* begin EXTRACTED DATA *
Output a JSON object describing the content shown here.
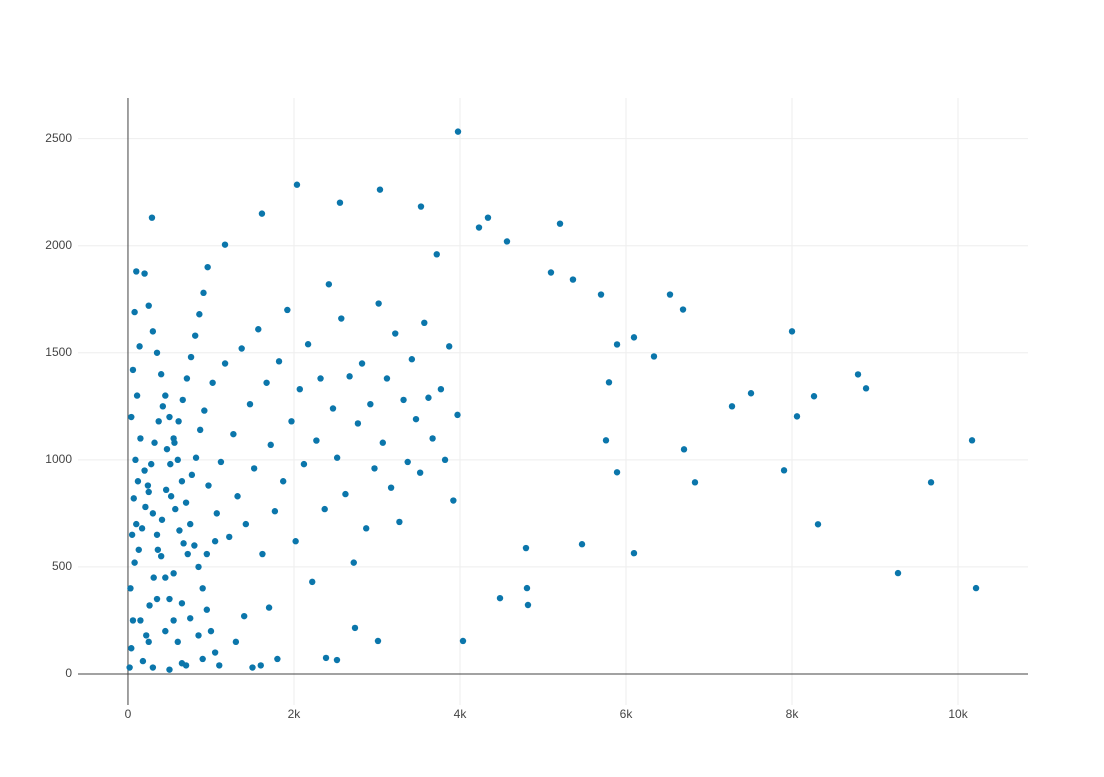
{
  "chart_data": {
    "type": "scatter",
    "color": "#0b76ab",
    "grid": true,
    "xlim": [
      -602,
      10843
    ],
    "ylim": [
      -145,
      2690
    ],
    "xticks": [
      {
        "value": 0,
        "label": "0"
      },
      {
        "value": 2000,
        "label": "2k"
      },
      {
        "value": 4000,
        "label": "4k"
      },
      {
        "value": 6000,
        "label": "6k"
      },
      {
        "value": 8000,
        "label": "8k"
      },
      {
        "value": 10000,
        "label": "10k"
      }
    ],
    "yticks": [
      0,
      500,
      1000,
      1500,
      2000,
      2500
    ],
    "x": [
      3976,
      2036,
      3036,
      2554,
      3530,
      1614,
      289,
      4337,
      5205,
      4229,
      4566,
      1169,
      5096,
      5361,
      5699,
      6530,
      6687,
      8000,
      6096,
      5892,
      6337,
      5795,
      8795,
      8892,
      7506,
      7277,
      8265,
      8060,
      10169,
      5759,
      6699,
      5892,
      6831,
      7904,
      9675,
      8313,
      5470,
      6096,
      9277,
      10217,
      4795,
      4807,
      4819,
      4482,
      4036,
      3012,
      2735,
      2386,
      2518,
      20,
      40,
      60,
      30,
      80,
      50,
      100,
      70,
      120,
      90,
      150,
      40,
      110,
      60,
      140,
      80,
      100,
      200,
      250,
      300,
      350,
      400,
      450,
      500,
      550,
      600,
      650,
      700,
      750,
      800,
      850,
      900,
      950,
      1000,
      1050,
      1100,
      180,
      220,
      260,
      310,
      360,
      410,
      460,
      510,
      560,
      610,
      660,
      710,
      760,
      810,
      860,
      910,
      960,
      200,
      250,
      300,
      350,
      400,
      450,
      500,
      550,
      600,
      650,
      130,
      170,
      210,
      240,
      280,
      320,
      370,
      420,
      470,
      520,
      570,
      620,
      670,
      720,
      770,
      820,
      870,
      920,
      970,
      1020,
      1070,
      1120,
      1170,
      1220,
      1270,
      1320,
      1370,
      1420,
      1470,
      1520,
      1570,
      1620,
      1670,
      1720,
      1770,
      1820,
      1870,
      1920,
      1970,
      2020,
      2070,
      2120,
      2170,
      2220,
      2270,
      2320,
      2370,
      2420,
      2470,
      2520,
      2570,
      2620,
      2670,
      2720,
      2770,
      2820,
      2870,
      2920,
      2970,
      3020,
      3070,
      3120,
      3170,
      3220,
      3270,
      3320,
      3370,
      3420,
      3470,
      3520,
      3570,
      3620,
      3670,
      3720,
      3770,
      3820,
      3870,
      3920,
      3970,
      1800,
      1600,
      1300,
      1400,
      1500,
      1700,
      300,
      500,
      700,
      900,
      150,
      250,
      350,
      450,
      550,
      650,
      750,
      850,
      950,
      1050
    ],
    "values": [
      2533,
      2285,
      2262,
      2201,
      2183,
      2150,
      2131,
      2131,
      2103,
      2085,
      2020,
      2005,
      1875,
      1842,
      1772,
      1772,
      1702,
      1600,
      1572,
      1539,
      1483,
      1362,
      1399,
      1334,
      1311,
      1250,
      1297,
      1203,
      1091,
      1091,
      1049,
      942,
      895,
      951,
      895,
      699,
      606,
      564,
      471,
      401,
      588,
      401,
      322,
      354,
      154,
      154,
      215,
      75,
      65,
      30,
      120,
      250,
      400,
      520,
      650,
      700,
      820,
      900,
      1000,
      1100,
      1200,
      1300,
      1420,
      1530,
      1690,
      1880,
      1870,
      1720,
      1600,
      1500,
      1400,
      1300,
      1200,
      1100,
      1000,
      900,
      800,
      700,
      600,
      500,
      400,
      300,
      200,
      100,
      40,
      60,
      180,
      320,
      450,
      580,
      720,
      860,
      980,
      1080,
      1180,
      1280,
      1380,
      1480,
      1580,
      1680,
      1780,
      1900,
      950,
      850,
      750,
      650,
      550,
      450,
      350,
      250,
      150,
      50,
      580,
      680,
      780,
      880,
      980,
      1080,
      1180,
      1250,
      1050,
      830,
      770,
      670,
      610,
      560,
      930,
      1010,
      1140,
      1230,
      880,
      1360,
      750,
      990,
      1450,
      640,
      1120,
      830,
      1520,
      700,
      1260,
      960,
      1610,
      560,
      1360,
      1070,
      760,
      1460,
      900,
      1700,
      1180,
      620,
      1330,
      980,
      1540,
      430,
      1090,
      1380,
      770,
      1820,
      1240,
      1010,
      1660,
      840,
      1390,
      520,
      1170,
      1450,
      680,
      1260,
      960,
      1730,
      1080,
      1380,
      870,
      1590,
      710,
      1280,
      990,
      1470,
      1190,
      940,
      1640,
      1290,
      1100,
      1960,
      1330,
      1000,
      1530,
      810,
      1210,
      70,
      40,
      150,
      270,
      30,
      310,
      30,
      20,
      40,
      70,
      250,
      150,
      350,
      200,
      470,
      330,
      260,
      180,
      560,
      620
    ]
  }
}
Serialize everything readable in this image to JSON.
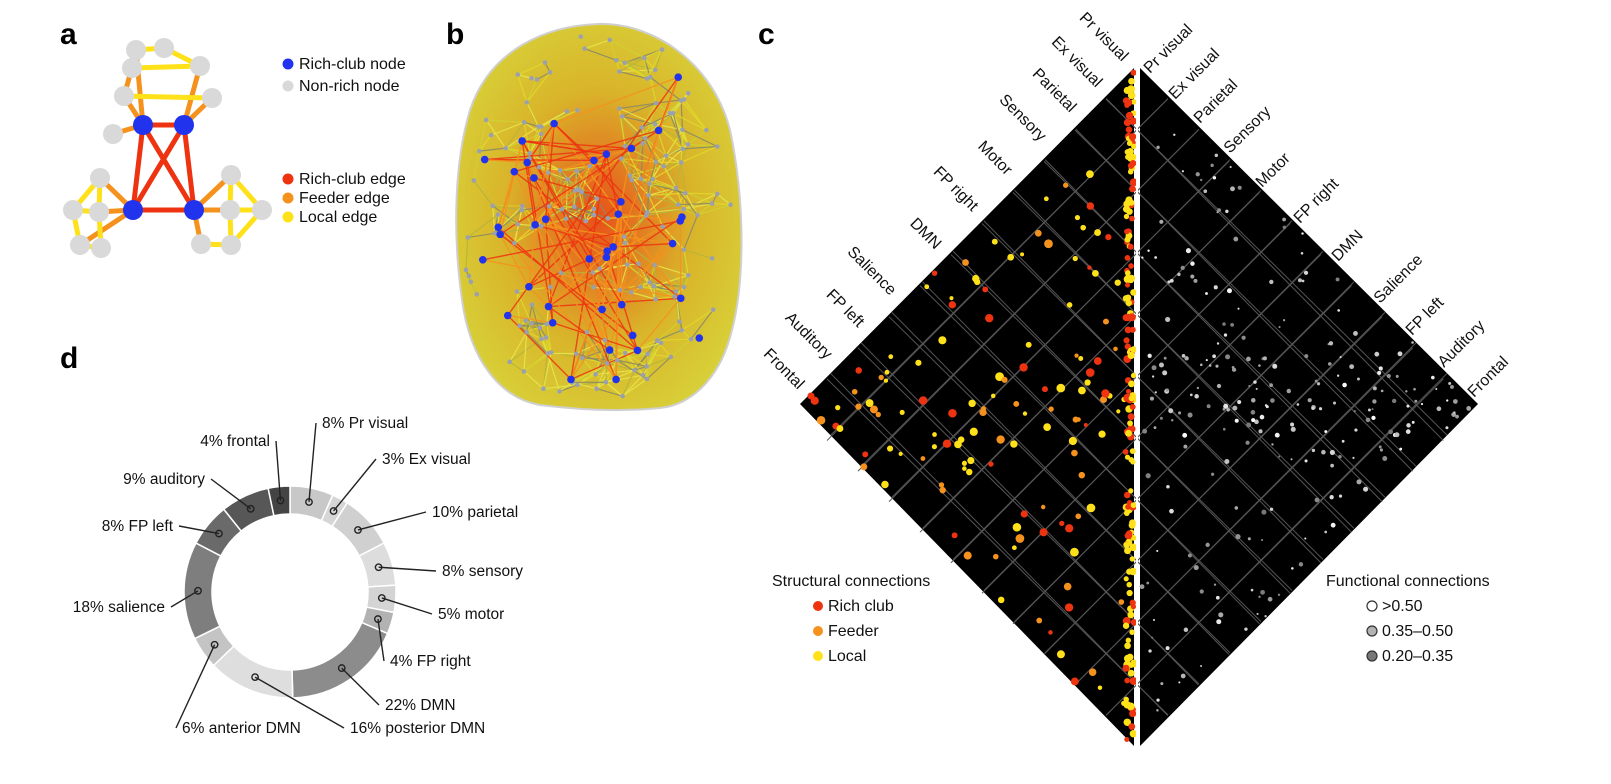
{
  "panels": {
    "a": "a",
    "b": "b",
    "c": "c",
    "d": "d"
  },
  "colors": {
    "rich_node": "#2233ee",
    "nonrich_node": "#d9d9d9",
    "rich_edge": "#ee3311",
    "feeder_edge": "#f5921e",
    "local_edge": "#ffe11a"
  },
  "panel_a": {
    "legend_nodes": [
      "Rich-club node",
      "Non-rich node"
    ],
    "legend_edges": [
      "Rich-club edge",
      "Feeder edge",
      "Local edge"
    ]
  },
  "panel_c": {
    "left_labels": [
      "Pr visual",
      "Ex visual",
      "Parietal",
      "Sensory",
      "Motor",
      "FP right",
      "DMN",
      "Salience",
      "FP left",
      "Auditory",
      "Frontal"
    ],
    "right_labels": [
      "Pr visual",
      "Ex visual",
      "Parietal",
      "Sensory",
      "Motor",
      "FP right",
      "DMN",
      "Salience",
      "FP left",
      "Auditory",
      "Frontal"
    ],
    "structural_title": "Structural connections",
    "structural_items": [
      "Rich club",
      "Feeder",
      "Local"
    ],
    "functional_title": "Functional connections",
    "functional_items": [
      ">0.50",
      "0.35–0.50",
      "0.20–0.35"
    ],
    "functional_colors": [
      "#ffffff",
      "#b3b3b3",
      "#777777"
    ]
  },
  "chart_data": {
    "type": "pie",
    "categories": [
      "Pr visual",
      "Ex visual",
      "parietal",
      "sensory",
      "motor",
      "FP right",
      "DMN",
      "posterior DMN",
      "anterior DMN",
      "salience",
      "FP left",
      "auditory",
      "frontal"
    ],
    "values": [
      8,
      3,
      10,
      8,
      5,
      4,
      22,
      16,
      6,
      18,
      8,
      9,
      4
    ],
    "labels": [
      "8% Pr visual",
      "3% Ex visual",
      "10% parietal",
      "8% sensory",
      "5% motor",
      "4% FP right",
      "22% DMN",
      "16% posterior DMN",
      "6% anterior DMN",
      "18% salience",
      "8% FP left",
      "9% auditory",
      "4% frontal"
    ],
    "colors": [
      "#c8c8c8",
      "#d6d6d6",
      "#d0d0d0",
      "#dddddd",
      "#d4d4d4",
      "#b2b2b2",
      "#8c8c8c",
      "#dedede",
      "#c4c4c4",
      "#7e7e7e",
      "#6a6a6a",
      "#575757",
      "#444444"
    ]
  }
}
* end EXTRACTED DATA *
JOB |
Write out each line of the data exactly; the images should be left out.

RESULT OF THE TASK |
Output a JSON object describing the content shown here.
{
  "chart_data": {
    "type": "scatter",
    "color": "#0b76ab",
    "grid": true,
    "xlim": [
      -602,
      10843
    ],
    "ylim": [
      -145,
      2690
    ],
    "xticks": [
      {
        "value": 0,
        "label": "0"
      },
      {
        "value": 2000,
        "label": "2k"
      },
      {
        "value": 4000,
        "label": "4k"
      },
      {
        "value": 6000,
        "label": "6k"
      },
      {
        "value": 8000,
        "label": "8k"
      },
      {
        "value": 10000,
        "label": "10k"
      }
    ],
    "yticks": [
      0,
      500,
      1000,
      1500,
      2000,
      2500
    ],
    "x": [
      3976,
      2036,
      3036,
      2554,
      3530,
      1614,
      289,
      4337,
      5205,
      4229,
      4566,
      1169,
      5096,
      5361,
      5699,
      6530,
      6687,
      8000,
      6096,
      5892,
      6337,
      5795,
      8795,
      8892,
      7506,
      7277,
      8265,
      8060,
      10169,
      5759,
      6699,
      5892,
      6831,
      7904,
      9675,
      8313,
      5470,
      6096,
      9277,
      10217,
      4795,
      4807,
      4819,
      4482,
      4036,
      3012,
      2735,
      2386,
      2518,
      20,
      40,
      60,
      30,
      80,
      50,
      100,
      70,
      120,
      90,
      150,
      40,
      110,
      60,
      140,
      80,
      100,
      200,
      250,
      300,
      350,
      400,
      450,
      500,
      550,
      600,
      650,
      700,
      750,
      800,
      850,
      900,
      950,
      1000,
      1050,
      1100,
      180,
      220,
      260,
      310,
      360,
      410,
      460,
      510,
      560,
      610,
      660,
      710,
      760,
      810,
      860,
      910,
      960,
      200,
      250,
      300,
      350,
      400,
      450,
      500,
      550,
      600,
      650,
      130,
      170,
      210,
      240,
      280,
      320,
      370,
      420,
      470,
      520,
      570,
      620,
      670,
      720,
      770,
      820,
      870,
      920,
      970,
      1020,
      1070,
      1120,
      1170,
      1220,
      1270,
      1320,
      1370,
      1420,
      1470,
      1520,
      1570,
      1620,
      1670,
      1720,
      1770,
      1820,
      1870,
      1920,
      1970,
      2020,
      2070,
      2120,
      2170,
      2220,
      2270,
      2320,
      2370,
      2420,
      2470,
      2520,
      2570,
      2620,
      2670,
      2720,
      2770,
      2820,
      2870,
      2920,
      2970,
      3020,
      3070,
      3120,
      3170,
      3220,
      3270,
      3320,
      3370,
      3420,
      3470,
      3520,
      3570,
      3620,
      3670,
      3720,
      3770,
      3820,
      3870,
      3920,
      3970,
      1800,
      1600,
      1300,
      1400,
      1500,
      1700,
      300,
      500,
      700,
      900,
      150,
      250,
      350,
      450,
      550,
      650,
      750,
      850,
      950,
      1050
    ],
    "values": [
      2533,
      2285,
      2262,
      2201,
      2183,
      2150,
      2131,
      2131,
      2103,
      2085,
      2020,
      2005,
      1875,
      1842,
      1772,
      1772,
      1702,
      1600,
      1572,
      1539,
      1483,
      1362,
      1399,
      1334,
      1311,
      1250,
      1297,
      1203,
      1091,
      1091,
      1049,
      942,
      895,
      951,
      895,
      699,
      606,
      564,
      471,
      401,
      588,
      401,
      322,
      354,
      154,
      154,
      215,
      75,
      65,
      30,
      120,
      250,
      400,
      520,
      650,
      700,
      820,
      900,
      1000,
      1100,
      1200,
      1300,
      1420,
      1530,
      1690,
      1880,
      1870,
      1720,
      1600,
      1500,
      1400,
      1300,
      1200,
      1100,
      1000,
      900,
      800,
      700,
      600,
      500,
      400,
      300,
      200,
      100,
      40,
      60,
      180,
      320,
      450,
      580,
      720,
      860,
      980,
      1080,
      1180,
      1280,
      1380,
      1480,
      1580,
      1680,
      1780,
      1900,
      950,
      850,
      750,
      650,
      550,
      450,
      350,
      250,
      150,
      50,
      580,
      680,
      780,
      880,
      980,
      1080,
      1180,
      1250,
      1050,
      830,
      770,
      670,
      610,
      560,
      930,
      1010,
      1140,
      1230,
      880,
      1360,
      750,
      990,
      1450,
      640,
      1120,
      830,
      1520,
      700,
      1260,
      960,
      1610,
      560,
      1360,
      1070,
      760,
      1460,
      900,
      1700,
      1180,
      620,
      1330,
      980,
      1540,
      430,
      1090,
      1380,
      770,
      1820,
      1240,
      1010,
      1660,
      840,
      1390,
      520,
      1170,
      1450,
      680,
      1260,
      960,
      1730,
      1080,
      1380,
      870,
      1590,
      710,
      1280,
      990,
      1470,
      1190,
      940,
      1640,
      1290,
      1100,
      1960,
      1330,
      1000,
      1530,
      810,
      1210,
      70,
      40,
      150,
      270,
      30,
      310,
      30,
      20,
      40,
      70,
      250,
      150,
      350,
      200,
      470,
      330,
      260,
      180,
      560,
      620
    ]
  }
}
Serialize everything readable in this image to JSON.
{
  "panels": {
    "a": "a",
    "b": "b",
    "c": "c",
    "d": "d"
  },
  "colors": {
    "rich_node": "#2233ee",
    "nonrich_node": "#d9d9d9",
    "rich_edge": "#ee3311",
    "feeder_edge": "#f5921e",
    "local_edge": "#ffe11a"
  },
  "panel_a": {
    "legend_nodes": [
      "Rich-club node",
      "Non-rich node"
    ],
    "legend_edges": [
      "Rich-club edge",
      "Feeder edge",
      "Local edge"
    ]
  },
  "panel_c": {
    "left_labels": [
      "Pr visual",
      "Ex visual",
      "Parietal",
      "Sensory",
      "Motor",
      "FP right",
      "DMN",
      "Salience",
      "FP left",
      "Auditory",
      "Frontal"
    ],
    "right_labels": [
      "Pr visual",
      "Ex visual",
      "Parietal",
      "Sensory",
      "Motor",
      "FP right",
      "DMN",
      "Salience",
      "FP left",
      "Auditory",
      "Frontal"
    ],
    "structural_title": "Structural connections",
    "structural_items": [
      "Rich club",
      "Feeder",
      "Local"
    ],
    "functional_title": "Functional connections",
    "functional_items": [
      ">0.50",
      "0.35–0.50",
      "0.20–0.35"
    ],
    "functional_colors": [
      "#ffffff",
      "#b3b3b3",
      "#777777"
    ]
  },
  "chart_data": {
    "type": "pie",
    "categories": [
      "Pr visual",
      "Ex visual",
      "parietal",
      "sensory",
      "motor",
      "FP right",
      "DMN",
      "posterior DMN",
      "anterior DMN",
      "salience",
      "FP left",
      "auditory",
      "frontal"
    ],
    "values": [
      8,
      3,
      10,
      8,
      5,
      4,
      22,
      16,
      6,
      18,
      8,
      9,
      4
    ],
    "labels": [
      "8% Pr visual",
      "3% Ex visual",
      "10% parietal",
      "8% sensory",
      "5% motor",
      "4% FP right",
      "22% DMN",
      "16% posterior DMN",
      "6% anterior DMN",
      "18% salience",
      "8% FP left",
      "9% auditory",
      "4% frontal"
    ],
    "colors": [
      "#c8c8c8",
      "#d6d6d6",
      "#d0d0d0",
      "#dddddd",
      "#d4d4d4",
      "#b2b2b2",
      "#8c8c8c",
      "#dedede",
      "#c4c4c4",
      "#7e7e7e",
      "#6a6a6a",
      "#575757",
      "#444444"
    ]
  }
}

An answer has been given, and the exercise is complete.